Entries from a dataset
============
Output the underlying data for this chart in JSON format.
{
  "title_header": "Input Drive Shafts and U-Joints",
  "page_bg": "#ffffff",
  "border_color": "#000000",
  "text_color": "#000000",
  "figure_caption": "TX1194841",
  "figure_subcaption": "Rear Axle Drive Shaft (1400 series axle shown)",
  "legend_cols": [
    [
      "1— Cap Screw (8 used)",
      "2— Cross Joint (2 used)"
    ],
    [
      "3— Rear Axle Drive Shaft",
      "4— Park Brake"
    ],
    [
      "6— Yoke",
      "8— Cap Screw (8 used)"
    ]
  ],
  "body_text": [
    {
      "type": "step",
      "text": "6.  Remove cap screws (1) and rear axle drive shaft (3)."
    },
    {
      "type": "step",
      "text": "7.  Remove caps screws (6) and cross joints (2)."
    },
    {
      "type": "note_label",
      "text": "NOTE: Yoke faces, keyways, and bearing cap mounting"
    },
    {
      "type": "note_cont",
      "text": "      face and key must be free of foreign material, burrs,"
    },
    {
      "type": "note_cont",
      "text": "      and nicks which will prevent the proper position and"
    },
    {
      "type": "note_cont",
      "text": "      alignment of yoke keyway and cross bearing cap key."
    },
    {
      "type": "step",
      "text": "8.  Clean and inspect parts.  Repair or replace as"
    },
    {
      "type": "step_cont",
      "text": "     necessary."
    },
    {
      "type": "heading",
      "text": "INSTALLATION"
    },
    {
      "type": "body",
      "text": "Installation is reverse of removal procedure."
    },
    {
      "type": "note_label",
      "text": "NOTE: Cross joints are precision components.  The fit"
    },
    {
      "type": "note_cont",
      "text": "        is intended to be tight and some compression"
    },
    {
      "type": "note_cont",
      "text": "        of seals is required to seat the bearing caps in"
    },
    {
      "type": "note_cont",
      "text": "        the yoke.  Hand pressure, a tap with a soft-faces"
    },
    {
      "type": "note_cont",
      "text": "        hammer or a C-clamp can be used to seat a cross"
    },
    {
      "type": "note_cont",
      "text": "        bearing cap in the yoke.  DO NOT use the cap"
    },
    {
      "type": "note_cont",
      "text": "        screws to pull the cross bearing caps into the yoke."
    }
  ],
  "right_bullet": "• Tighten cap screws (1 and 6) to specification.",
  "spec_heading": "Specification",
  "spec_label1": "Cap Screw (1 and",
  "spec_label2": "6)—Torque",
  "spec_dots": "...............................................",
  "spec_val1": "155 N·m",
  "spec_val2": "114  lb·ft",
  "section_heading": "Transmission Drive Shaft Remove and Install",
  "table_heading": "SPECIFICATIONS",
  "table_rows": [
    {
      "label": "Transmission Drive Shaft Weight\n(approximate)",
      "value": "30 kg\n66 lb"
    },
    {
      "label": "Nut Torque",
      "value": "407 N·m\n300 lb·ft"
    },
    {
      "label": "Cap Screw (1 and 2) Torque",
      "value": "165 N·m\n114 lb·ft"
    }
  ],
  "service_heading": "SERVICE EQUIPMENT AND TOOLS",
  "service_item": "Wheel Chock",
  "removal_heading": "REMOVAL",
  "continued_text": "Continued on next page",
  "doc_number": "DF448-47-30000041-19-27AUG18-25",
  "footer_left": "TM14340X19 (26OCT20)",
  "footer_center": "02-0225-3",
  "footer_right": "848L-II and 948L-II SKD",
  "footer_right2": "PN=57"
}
============
(Directions) Take the records above and return them exactly as written.

(Finished exercise)
Output the underlying data for this chart in JSON format.
{
  "title_header": "Input Drive Shafts and U-Joints",
  "page_bg": "#ffffff",
  "border_color": "#000000",
  "text_color": "#000000",
  "figure_caption": "TX1194841",
  "figure_subcaption": "Rear Axle Drive Shaft (1400 series axle shown)",
  "legend_cols": [
    [
      "1— Cap Screw (8 used)",
      "2— Cross Joint (2 used)"
    ],
    [
      "3— Rear Axle Drive Shaft",
      "4— Park Brake"
    ],
    [
      "6— Yoke",
      "8— Cap Screw (8 used)"
    ]
  ],
  "body_text": [
    {
      "type": "step",
      "text": "6.  Remove cap screws (1) and rear axle drive shaft (3)."
    },
    {
      "type": "step",
      "text": "7.  Remove caps screws (6) and cross joints (2)."
    },
    {
      "type": "note_label",
      "text": "NOTE: Yoke faces, keyways, and bearing cap mounting"
    },
    {
      "type": "note_cont",
      "text": "      face and key must be free of foreign material, burrs,"
    },
    {
      "type": "note_cont",
      "text": "      and nicks which will prevent the proper position and"
    },
    {
      "type": "note_cont",
      "text": "      alignment of yoke keyway and cross bearing cap key."
    },
    {
      "type": "step",
      "text": "8.  Clean and inspect parts.  Repair or replace as"
    },
    {
      "type": "step_cont",
      "text": "     necessary."
    },
    {
      "type": "heading",
      "text": "INSTALLATION"
    },
    {
      "type": "body",
      "text": "Installation is reverse of removal procedure."
    },
    {
      "type": "note_label",
      "text": "NOTE: Cross joints are precision components.  The fit"
    },
    {
      "type": "note_cont",
      "text": "        is intended to be tight and some compression"
    },
    {
      "type": "note_cont",
      "text": "        of seals is required to seat the bearing caps in"
    },
    {
      "type": "note_cont",
      "text": "        the yoke.  Hand pressure, a tap with a soft-faces"
    },
    {
      "type": "note_cont",
      "text": "        hammer or a C-clamp can be used to seat a cross"
    },
    {
      "type": "note_cont",
      "text": "        bearing cap in the yoke.  DO NOT use the cap"
    },
    {
      "type": "note_cont",
      "text": "        screws to pull the cross bearing caps into the yoke."
    }
  ],
  "right_bullet": "• Tighten cap screws (1 and 6) to specification.",
  "spec_heading": "Specification",
  "spec_label1": "Cap Screw (1 and",
  "spec_label2": "6)—Torque",
  "spec_dots": "...............................................",
  "spec_val1": "155 N·m",
  "spec_val2": "114  lb·ft",
  "section_heading": "Transmission Drive Shaft Remove and Install",
  "table_heading": "SPECIFICATIONS",
  "table_rows": [
    {
      "label": "Transmission Drive Shaft Weight\n(approximate)",
      "value": "30 kg\n66 lb"
    },
    {
      "label": "Nut Torque",
      "value": "407 N·m\n300 lb·ft"
    },
    {
      "label": "Cap Screw (1 and 2) Torque",
      "value": "165 N·m\n114 lb·ft"
    }
  ],
  "service_heading": "SERVICE EQUIPMENT AND TOOLS",
  "service_item": "Wheel Chock",
  "removal_heading": "REMOVAL",
  "continued_text": "Continued on next page",
  "doc_number": "DF448-47-30000041-19-27AUG18-25",
  "footer_left": "TM14340X19 (26OCT20)",
  "footer_center": "02-0225-3",
  "footer_right": "848L-II and 948L-II SKD",
  "footer_right2": "PN=57"
}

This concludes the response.